→ EXERCISE DETAILS
Write out the whole listing, matching it exactly.

──────── MATERIAL SUPPLIED ────────

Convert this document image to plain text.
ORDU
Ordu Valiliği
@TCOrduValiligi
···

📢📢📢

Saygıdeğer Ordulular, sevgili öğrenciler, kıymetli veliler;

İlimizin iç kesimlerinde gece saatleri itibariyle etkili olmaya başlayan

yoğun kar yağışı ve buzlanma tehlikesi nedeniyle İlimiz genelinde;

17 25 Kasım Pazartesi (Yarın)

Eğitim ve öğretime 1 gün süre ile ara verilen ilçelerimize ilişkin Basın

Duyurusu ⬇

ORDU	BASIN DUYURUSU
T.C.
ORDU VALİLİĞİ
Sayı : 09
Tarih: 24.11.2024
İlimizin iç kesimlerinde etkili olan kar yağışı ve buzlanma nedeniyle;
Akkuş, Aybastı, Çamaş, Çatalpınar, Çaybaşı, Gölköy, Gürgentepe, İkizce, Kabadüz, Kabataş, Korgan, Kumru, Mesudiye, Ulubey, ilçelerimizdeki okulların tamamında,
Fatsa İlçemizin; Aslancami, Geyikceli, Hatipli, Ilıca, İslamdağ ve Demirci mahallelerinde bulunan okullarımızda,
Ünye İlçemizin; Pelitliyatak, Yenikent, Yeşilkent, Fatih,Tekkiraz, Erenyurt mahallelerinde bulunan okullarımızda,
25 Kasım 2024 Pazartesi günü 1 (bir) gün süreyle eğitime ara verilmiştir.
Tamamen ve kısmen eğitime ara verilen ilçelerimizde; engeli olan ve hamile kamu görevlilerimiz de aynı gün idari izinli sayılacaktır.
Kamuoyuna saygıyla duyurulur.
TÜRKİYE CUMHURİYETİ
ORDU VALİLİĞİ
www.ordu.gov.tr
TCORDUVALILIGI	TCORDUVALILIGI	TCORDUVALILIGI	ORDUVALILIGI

────────

→ FULL SOLUTION
Convert this document image to plain text.
ORDU
Ordu Valiliği
@TCOrduValiligi
···

📢📢📢

Saygıdeğer Ordulular, sevgili öğrenciler, kıymetli veliler;

İlimizin iç kesimlerinde gece saatleri itibariyle etkili olmaya başlayan

yoğun kar yağışı ve buzlanma tehlikesi nedeniyle İlimiz genelinde;

17 25 Kasım Pazartesi (Yarın)

Eğitim ve öğretime 1 gün süre ile ara verilen ilçelerimize ilişkin Basın

Duyurusu ⬇

ORDU	BASIN DUYURUSU
T.C.
ORDU VALİLİĞİ
Sayı : 09
Tarih: 24.11.2024
İlimizin iç kesimlerinde etkili olan kar yağışı ve buzlanma nedeniyle;
Akkuş, Aybastı, Çamaş, Çatalpınar, Çaybaşı, Gölköy, Gürgentepe, İkizce, Kabadüz, Kabataş, Korgan, Kumru, Mesudiye, Ulubey, ilçelerimizdeki okulların tamamında,
Fatsa İlçemizin; Aslancami, Geyikceli, Hatipli, Ilıca, İslamdağ ve Demirci mahallelerinde bulunan okullarımızda,
Ünye İlçemizin; Pelitliyatak, Yenikent, Yeşilkent, Fatih,Tekkiraz, Erenyurt mahallelerinde bulunan okullarımızda,
25 Kasım 2024 Pazartesi günü 1 (bir) gün süreyle eğitime ara verilmiştir.
Tamamen ve kısmen eğitime ara verilen ilçelerimizde; engeli olan ve hamile kamu görevlilerimiz de aynı gün idari izinli sayılacaktır.
Kamuoyuna saygıyla duyurulur.
TÜRKİYE CUMHURİYETİ
ORDU VALİLİĞİ
www.ordu.gov.tr
TCORDUVALILIGI	TCORDUVALILIGI	TCORDUVALILIGI	ORDUVALILIGI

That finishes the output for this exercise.